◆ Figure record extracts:
════════

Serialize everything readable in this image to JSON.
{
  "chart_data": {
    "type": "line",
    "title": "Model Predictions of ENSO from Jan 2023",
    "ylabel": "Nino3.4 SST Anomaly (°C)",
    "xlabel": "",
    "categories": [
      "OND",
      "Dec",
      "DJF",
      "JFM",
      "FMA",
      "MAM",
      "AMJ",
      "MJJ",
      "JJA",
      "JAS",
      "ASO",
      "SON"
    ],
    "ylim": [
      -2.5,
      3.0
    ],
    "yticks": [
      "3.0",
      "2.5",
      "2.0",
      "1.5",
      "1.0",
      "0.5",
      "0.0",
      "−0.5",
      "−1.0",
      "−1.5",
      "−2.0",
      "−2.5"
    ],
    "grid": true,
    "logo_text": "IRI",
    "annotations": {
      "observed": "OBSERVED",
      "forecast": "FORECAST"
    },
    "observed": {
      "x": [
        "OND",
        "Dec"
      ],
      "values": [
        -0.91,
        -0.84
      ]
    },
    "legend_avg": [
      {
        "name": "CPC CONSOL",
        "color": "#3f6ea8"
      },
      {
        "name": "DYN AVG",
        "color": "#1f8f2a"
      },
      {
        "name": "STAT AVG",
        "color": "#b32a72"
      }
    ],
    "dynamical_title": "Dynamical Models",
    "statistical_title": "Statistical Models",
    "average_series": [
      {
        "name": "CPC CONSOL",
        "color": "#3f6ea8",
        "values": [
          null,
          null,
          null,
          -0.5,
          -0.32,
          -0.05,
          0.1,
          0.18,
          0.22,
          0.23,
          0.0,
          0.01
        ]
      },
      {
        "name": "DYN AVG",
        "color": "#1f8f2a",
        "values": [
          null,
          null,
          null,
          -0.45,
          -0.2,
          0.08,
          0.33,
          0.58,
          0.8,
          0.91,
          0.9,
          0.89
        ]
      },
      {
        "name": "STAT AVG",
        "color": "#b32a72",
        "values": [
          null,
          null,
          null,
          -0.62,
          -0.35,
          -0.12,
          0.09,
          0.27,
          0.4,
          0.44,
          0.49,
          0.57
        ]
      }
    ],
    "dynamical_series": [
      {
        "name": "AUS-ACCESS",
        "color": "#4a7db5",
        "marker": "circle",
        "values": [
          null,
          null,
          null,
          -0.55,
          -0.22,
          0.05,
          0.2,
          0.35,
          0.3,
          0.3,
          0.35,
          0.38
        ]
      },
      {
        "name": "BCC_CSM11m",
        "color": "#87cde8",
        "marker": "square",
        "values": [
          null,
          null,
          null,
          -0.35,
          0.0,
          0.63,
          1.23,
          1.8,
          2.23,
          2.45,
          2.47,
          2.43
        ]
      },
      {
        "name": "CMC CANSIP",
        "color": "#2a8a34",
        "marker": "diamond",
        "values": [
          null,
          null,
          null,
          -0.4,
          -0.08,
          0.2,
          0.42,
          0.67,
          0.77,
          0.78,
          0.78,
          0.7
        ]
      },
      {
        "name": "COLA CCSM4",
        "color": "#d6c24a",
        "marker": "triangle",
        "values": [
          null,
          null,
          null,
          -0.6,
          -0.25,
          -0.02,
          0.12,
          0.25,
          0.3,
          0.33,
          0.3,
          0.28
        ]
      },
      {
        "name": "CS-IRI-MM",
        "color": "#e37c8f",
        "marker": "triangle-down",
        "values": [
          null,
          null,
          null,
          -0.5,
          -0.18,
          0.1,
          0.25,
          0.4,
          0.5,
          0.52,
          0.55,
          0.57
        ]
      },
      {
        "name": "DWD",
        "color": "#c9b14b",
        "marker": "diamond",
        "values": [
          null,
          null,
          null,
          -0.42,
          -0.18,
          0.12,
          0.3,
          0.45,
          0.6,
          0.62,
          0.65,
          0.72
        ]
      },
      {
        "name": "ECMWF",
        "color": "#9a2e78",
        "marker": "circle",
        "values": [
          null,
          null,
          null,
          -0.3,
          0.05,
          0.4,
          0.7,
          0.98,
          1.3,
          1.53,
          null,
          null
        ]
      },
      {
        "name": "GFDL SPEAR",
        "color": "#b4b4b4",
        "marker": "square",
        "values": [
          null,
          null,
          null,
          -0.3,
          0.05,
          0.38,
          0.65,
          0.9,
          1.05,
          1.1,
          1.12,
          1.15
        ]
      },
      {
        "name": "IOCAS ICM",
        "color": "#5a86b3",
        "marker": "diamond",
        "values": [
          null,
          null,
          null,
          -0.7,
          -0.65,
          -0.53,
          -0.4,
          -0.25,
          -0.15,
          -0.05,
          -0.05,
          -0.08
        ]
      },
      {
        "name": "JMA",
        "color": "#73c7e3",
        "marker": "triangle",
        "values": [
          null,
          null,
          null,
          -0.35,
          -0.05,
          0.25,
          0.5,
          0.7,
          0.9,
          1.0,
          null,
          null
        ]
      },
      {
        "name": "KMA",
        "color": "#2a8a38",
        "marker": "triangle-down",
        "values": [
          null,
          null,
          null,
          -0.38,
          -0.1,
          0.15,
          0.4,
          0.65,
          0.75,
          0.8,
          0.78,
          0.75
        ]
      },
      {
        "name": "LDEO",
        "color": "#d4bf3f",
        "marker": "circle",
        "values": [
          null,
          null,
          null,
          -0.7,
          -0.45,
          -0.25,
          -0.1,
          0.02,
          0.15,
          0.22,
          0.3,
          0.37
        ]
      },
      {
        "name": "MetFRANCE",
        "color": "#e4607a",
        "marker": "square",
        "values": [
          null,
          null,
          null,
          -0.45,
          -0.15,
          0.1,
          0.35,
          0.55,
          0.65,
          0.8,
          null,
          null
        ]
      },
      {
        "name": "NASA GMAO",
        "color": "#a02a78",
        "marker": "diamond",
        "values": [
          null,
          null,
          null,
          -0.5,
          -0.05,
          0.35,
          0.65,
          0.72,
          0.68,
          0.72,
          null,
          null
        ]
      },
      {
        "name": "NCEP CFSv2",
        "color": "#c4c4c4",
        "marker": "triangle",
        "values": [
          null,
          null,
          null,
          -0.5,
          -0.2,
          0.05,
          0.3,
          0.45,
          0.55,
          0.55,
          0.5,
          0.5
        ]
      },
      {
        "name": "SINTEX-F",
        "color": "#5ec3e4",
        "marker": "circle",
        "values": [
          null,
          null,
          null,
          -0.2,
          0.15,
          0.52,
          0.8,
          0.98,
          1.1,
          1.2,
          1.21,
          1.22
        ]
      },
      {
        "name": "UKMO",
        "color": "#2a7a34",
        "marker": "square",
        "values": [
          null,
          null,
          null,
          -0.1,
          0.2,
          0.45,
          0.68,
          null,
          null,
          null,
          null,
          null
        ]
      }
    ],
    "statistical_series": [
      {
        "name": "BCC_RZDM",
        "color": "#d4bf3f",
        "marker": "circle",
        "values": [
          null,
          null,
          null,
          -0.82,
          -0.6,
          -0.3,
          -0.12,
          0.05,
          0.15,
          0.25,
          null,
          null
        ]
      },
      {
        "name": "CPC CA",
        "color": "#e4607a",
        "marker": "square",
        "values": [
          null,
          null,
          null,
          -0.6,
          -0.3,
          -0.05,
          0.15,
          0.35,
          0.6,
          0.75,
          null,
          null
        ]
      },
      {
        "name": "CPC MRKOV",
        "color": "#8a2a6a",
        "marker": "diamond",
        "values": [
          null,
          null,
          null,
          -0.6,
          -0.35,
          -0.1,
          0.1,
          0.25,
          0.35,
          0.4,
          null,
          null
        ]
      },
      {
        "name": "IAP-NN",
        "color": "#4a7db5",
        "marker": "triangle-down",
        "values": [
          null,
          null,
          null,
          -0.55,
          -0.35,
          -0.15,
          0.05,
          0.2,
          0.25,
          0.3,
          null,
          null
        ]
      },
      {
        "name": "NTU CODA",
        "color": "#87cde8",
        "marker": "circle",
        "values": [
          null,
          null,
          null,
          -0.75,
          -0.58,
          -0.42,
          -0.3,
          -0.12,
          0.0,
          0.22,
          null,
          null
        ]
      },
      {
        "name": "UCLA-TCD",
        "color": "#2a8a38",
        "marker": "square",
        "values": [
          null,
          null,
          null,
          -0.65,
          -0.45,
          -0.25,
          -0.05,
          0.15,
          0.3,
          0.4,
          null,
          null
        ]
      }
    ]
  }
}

════════

Show the lines of the records that contain the word "Models".

◆ Exercise solution:
    "dynamical_title": "Dynamical Models",
    "statistical_title": "Statistical Models",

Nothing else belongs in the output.